[Entries taken from a collection]

* * *

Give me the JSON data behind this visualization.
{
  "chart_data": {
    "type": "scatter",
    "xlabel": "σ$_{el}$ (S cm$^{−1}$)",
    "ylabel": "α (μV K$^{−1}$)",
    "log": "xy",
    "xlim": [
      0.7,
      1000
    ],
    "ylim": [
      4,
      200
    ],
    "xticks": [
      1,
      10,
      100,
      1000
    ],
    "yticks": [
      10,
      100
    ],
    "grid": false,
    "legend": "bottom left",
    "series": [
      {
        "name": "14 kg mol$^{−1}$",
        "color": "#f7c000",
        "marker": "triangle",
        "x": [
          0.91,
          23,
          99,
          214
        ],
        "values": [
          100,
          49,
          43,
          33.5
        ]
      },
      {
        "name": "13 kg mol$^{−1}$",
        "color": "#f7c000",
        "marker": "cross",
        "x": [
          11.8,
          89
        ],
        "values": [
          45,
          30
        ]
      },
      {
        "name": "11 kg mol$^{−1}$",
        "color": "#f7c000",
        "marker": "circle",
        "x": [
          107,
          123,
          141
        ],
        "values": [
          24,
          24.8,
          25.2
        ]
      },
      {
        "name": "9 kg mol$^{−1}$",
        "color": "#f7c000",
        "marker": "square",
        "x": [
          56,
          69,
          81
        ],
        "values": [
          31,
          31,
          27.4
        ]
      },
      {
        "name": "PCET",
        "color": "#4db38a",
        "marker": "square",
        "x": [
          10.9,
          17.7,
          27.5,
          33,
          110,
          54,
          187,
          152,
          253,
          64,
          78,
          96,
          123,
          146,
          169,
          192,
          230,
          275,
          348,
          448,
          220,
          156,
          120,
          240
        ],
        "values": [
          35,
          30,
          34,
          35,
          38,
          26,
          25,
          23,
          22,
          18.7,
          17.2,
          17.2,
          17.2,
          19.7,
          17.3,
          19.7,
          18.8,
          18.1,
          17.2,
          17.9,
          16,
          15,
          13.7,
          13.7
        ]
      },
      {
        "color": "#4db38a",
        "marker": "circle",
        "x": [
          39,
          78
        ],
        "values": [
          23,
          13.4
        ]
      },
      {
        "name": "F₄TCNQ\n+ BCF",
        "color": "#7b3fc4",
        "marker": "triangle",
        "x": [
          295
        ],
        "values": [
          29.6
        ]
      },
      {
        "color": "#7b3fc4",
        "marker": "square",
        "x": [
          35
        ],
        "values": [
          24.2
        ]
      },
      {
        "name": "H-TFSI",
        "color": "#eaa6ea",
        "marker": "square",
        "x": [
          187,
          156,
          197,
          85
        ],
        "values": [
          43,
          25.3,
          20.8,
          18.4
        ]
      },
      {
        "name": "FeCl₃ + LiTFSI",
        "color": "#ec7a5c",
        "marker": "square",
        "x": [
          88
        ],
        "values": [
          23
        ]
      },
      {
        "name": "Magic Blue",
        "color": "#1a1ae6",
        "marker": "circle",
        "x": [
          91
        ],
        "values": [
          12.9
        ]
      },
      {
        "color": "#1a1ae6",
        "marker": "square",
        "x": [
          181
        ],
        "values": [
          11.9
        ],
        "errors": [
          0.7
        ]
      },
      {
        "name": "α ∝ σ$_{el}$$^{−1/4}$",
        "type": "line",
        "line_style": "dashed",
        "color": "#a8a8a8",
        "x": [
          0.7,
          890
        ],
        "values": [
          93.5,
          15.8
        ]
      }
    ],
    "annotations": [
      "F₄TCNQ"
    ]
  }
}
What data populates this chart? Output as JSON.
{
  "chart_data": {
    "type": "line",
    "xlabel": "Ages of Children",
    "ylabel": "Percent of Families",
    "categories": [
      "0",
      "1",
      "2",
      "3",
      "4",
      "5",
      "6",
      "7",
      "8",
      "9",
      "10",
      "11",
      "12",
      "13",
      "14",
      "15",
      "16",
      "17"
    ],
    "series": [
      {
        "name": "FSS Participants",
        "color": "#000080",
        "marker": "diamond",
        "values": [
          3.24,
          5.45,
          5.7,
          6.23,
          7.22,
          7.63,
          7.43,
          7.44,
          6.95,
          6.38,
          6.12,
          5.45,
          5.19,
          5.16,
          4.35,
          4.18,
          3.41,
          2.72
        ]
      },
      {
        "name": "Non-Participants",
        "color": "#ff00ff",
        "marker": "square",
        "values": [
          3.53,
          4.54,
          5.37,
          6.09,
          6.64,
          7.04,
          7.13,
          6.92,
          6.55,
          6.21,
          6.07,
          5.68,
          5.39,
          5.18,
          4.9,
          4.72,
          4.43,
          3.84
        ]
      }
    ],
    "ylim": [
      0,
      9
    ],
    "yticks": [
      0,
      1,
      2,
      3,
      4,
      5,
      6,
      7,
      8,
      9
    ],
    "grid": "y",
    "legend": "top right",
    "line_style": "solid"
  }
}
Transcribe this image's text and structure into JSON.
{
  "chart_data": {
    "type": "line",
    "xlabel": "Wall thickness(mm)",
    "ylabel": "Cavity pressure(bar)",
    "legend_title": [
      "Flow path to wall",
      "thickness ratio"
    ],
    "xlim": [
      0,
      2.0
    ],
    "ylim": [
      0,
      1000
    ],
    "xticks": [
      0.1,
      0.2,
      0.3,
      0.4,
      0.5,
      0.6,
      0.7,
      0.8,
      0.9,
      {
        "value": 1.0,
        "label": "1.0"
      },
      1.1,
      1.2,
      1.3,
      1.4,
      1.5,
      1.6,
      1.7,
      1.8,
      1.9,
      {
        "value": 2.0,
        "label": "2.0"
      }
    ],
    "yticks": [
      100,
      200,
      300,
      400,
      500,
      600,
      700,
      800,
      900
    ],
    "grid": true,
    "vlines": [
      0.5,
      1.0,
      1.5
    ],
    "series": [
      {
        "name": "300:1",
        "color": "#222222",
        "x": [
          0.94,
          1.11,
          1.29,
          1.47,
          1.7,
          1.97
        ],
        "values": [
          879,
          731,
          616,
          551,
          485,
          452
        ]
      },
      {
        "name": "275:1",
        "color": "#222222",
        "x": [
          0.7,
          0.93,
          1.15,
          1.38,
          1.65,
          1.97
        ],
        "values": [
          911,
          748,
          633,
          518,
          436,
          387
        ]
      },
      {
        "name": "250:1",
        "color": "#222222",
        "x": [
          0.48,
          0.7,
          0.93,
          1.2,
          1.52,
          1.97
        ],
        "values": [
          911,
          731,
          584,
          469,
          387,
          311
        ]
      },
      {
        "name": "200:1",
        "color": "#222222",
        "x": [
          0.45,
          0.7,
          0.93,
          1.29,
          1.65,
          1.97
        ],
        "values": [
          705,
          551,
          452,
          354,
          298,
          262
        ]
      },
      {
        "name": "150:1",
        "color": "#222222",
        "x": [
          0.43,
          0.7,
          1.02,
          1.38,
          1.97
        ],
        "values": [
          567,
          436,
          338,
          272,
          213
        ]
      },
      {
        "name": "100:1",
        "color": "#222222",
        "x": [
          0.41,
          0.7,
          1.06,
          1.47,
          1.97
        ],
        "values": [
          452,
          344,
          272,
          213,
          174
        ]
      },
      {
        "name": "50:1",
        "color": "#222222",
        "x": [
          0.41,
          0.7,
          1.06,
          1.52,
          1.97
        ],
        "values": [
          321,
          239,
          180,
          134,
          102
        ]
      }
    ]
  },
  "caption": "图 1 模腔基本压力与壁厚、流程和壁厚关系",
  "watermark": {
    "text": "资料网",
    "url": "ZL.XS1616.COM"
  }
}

* * *

Set down the listing above in full, please, exactly as it appears.

§ **Solution to this exercise**
Give me the JSON data behind this visualization.
{
  "chart_data": {
    "type": "scatter",
    "xlabel": "σ$_{el}$ (S cm$^{−1}$)",
    "ylabel": "α (μV K$^{−1}$)",
    "log": "xy",
    "xlim": [
      0.7,
      1000
    ],
    "ylim": [
      4,
      200
    ],
    "xticks": [
      1,
      10,
      100,
      1000
    ],
    "yticks": [
      10,
      100
    ],
    "grid": false,
    "legend": "bottom left",
    "series": [
      {
        "name": "14 kg mol$^{−1}$",
        "color": "#f7c000",
        "marker": "triangle",
        "x": [
          0.91,
          23,
          99,
          214
        ],
        "values": [
          100,
          49,
          43,
          33.5
        ]
      },
      {
        "name": "13 kg mol$^{−1}$",
        "color": "#f7c000",
        "marker": "cross",
        "x": [
          11.8,
          89
        ],
        "values": [
          45,
          30
        ]
      },
      {
        "name": "11 kg mol$^{−1}$",
        "color": "#f7c000",
        "marker": "circle",
        "x": [
          107,
          123,
          141
        ],
        "values": [
          24,
          24.8,
          25.2
        ]
      },
      {
        "name": "9 kg mol$^{−1}$",
        "color": "#f7c000",
        "marker": "square",
        "x": [
          56,
          69,
          81
        ],
        "values": [
          31,
          31,
          27.4
        ]
      },
      {
        "name": "PCET",
        "color": "#4db38a",
        "marker": "square",
        "x": [
          10.9,
          17.7,
          27.5,
          33,
          110,
          54,
          187,
          152,
          253,
          64,
          78,
          96,
          123,
          146,
          169,
          192,
          230,
          275,
          348,
          448,
          220,
          156,
          120,
          240
        ],
        "values": [
          35,
          30,
          34,
          35,
          38,
          26,
          25,
          23,
          22,
          18.7,
          17.2,
          17.2,
          17.2,
          19.7,
          17.3,
          19.7,
          18.8,
          18.1,
          17.2,
          17.9,
          16,
          15,
          13.7,
          13.7
        ]
      },
      {
        "color": "#4db38a",
        "marker": "circle",
        "x": [
          39,
          78
        ],
        "values": [
          23,
          13.4
        ]
      },
      {
        "name": "F₄TCNQ\n+ BCF",
        "color": "#7b3fc4",
        "marker": "triangle",
        "x": [
          295
        ],
        "values": [
          29.6
        ]
      },
      {
        "color": "#7b3fc4",
        "marker": "square",
        "x": [
          35
        ],
        "values": [
          24.2
        ]
      },
      {
        "name": "H-TFSI",
        "color": "#eaa6ea",
        "marker": "square",
        "x": [
          187,
          156,
          197,
          85
        ],
        "values": [
          43,
          25.3,
          20.8,
          18.4
        ]
      },
      {
        "name": "FeCl₃ + LiTFSI",
        "color": "#ec7a5c",
        "marker": "square",
        "x": [
          88
        ],
        "values": [
          23
        ]
      },
      {
        "name": "Magic Blue",
        "color": "#1a1ae6",
        "marker": "circle",
        "x": [
          91
        ],
        "values": [
          12.9
        ]
      },
      {
        "color": "#1a1ae6",
        "marker": "square",
        "x": [
          181
        ],
        "values": [
          11.9
        ],
        "errors": [
          0.7
        ]
      },
      {
        "name": "α ∝ σ$_{el}$$^{−1/4}$",
        "type": "line",
        "line_style": "dashed",
        "color": "#a8a8a8",
        "x": [
          0.7,
          890
        ],
        "values": [
          93.5,
          15.8
        ]
      }
    ],
    "annotations": [
      "F₄TCNQ"
    ]
  }
}
What data populates this chart? Output as JSON.
{
  "chart_data": {
    "type": "line",
    "xlabel": "Ages of Children",
    "ylabel": "Percent of Families",
    "categories": [
      "0",
      "1",
      "2",
      "3",
      "4",
      "5",
      "6",
      "7",
      "8",
      "9",
      "10",
      "11",
      "12",
      "13",
      "14",
      "15",
      "16",
      "17"
    ],
    "series": [
      {
        "name": "FSS Participants",
        "color": "#000080",
        "marker": "diamond",
        "values": [
          3.24,
          5.45,
          5.7,
          6.23,
          7.22,
          7.63,
          7.43,
          7.44,
          6.95,
          6.38,
          6.12,
          5.45,
          5.19,
          5.16,
          4.35,
          4.18,
          3.41,
          2.72
        ]
      },
      {
        "name": "Non-Participants",
        "color": "#ff00ff",
        "marker": "square",
        "values": [
          3.53,
          4.54,
          5.37,
          6.09,
          6.64,
          7.04,
          7.13,
          6.92,
          6.55,
          6.21,
          6.07,
          5.68,
          5.39,
          5.18,
          4.9,
          4.72,
          4.43,
          3.84
        ]
      }
    ],
    "ylim": [
      0,
      9
    ],
    "yticks": [
      0,
      1,
      2,
      3,
      4,
      5,
      6,
      7,
      8,
      9
    ],
    "grid": "y",
    "legend": "top right",
    "line_style": "solid"
  }
}
Transcribe this image's text and structure into JSON.
{
  "chart_data": {
    "type": "line",
    "xlabel": "Wall thickness(mm)",
    "ylabel": "Cavity pressure(bar)",
    "legend_title": [
      "Flow path to wall",
      "thickness ratio"
    ],
    "xlim": [
      0,
      2.0
    ],
    "ylim": [
      0,
      1000
    ],
    "xticks": [
      0.1,
      0.2,
      0.3,
      0.4,
      0.5,
      0.6,
      0.7,
      0.8,
      0.9,
      {
        "value": 1.0,
        "label": "1.0"
      },
      1.1,
      1.2,
      1.3,
      1.4,
      1.5,
      1.6,
      1.7,
      1.8,
      1.9,
      {
        "value": 2.0,
        "label": "2.0"
      }
    ],
    "yticks": [
      100,
      200,
      300,
      400,
      500,
      600,
      700,
      800,
      900
    ],
    "grid": true,
    "vlines": [
      0.5,
      1.0,
      1.5
    ],
    "series": [
      {
        "name": "300:1",
        "color": "#222222",
        "x": [
          0.94,
          1.11,
          1.29,
          1.47,
          1.7,
          1.97
        ],
        "values": [
          879,
          731,
          616,
          551,
          485,
          452
        ]
      },
      {
        "name": "275:1",
        "color": "#222222",
        "x": [
          0.7,
          0.93,
          1.15,
          1.38,
          1.65,
          1.97
        ],
        "values": [
          911,
          748,
          633,
          518,
          436,
          387
        ]
      },
      {
        "name": "250:1",
        "color": "#222222",
        "x": [
          0.48,
          0.7,
          0.93,
          1.2,
          1.52,
          1.97
        ],
        "values": [
          911,
          731,
          584,
          469,
          387,
          311
        ]
      },
      {
        "name": "200:1",
        "color": "#222222",
        "x": [
          0.45,
          0.7,
          0.93,
          1.29,
          1.65,
          1.97
        ],
        "values": [
          705,
          551,
          452,
          354,
          298,
          262
        ]
      },
      {
        "name": "150:1",
        "color": "#222222",
        "x": [
          0.43,
          0.7,
          1.02,
          1.38,
          1.97
        ],
        "values": [
          567,
          436,
          338,
          272,
          213
        ]
      },
      {
        "name": "100:1",
        "color": "#222222",
        "x": [
          0.41,
          0.7,
          1.06,
          1.47,
          1.97
        ],
        "values": [
          452,
          344,
          272,
          213,
          174
        ]
      },
      {
        "name": "50:1",
        "color": "#222222",
        "x": [
          0.41,
          0.7,
          1.06,
          1.52,
          1.97
        ],
        "values": [
          321,
          239,
          180,
          134,
          102
        ]
      }
    ]
  },
  "caption": "图 1 模腔基本压力与壁厚、流程和壁厚关系",
  "watermark": {
    "text": "资料网",
    "url": "ZL.XS1616.COM"
  }
}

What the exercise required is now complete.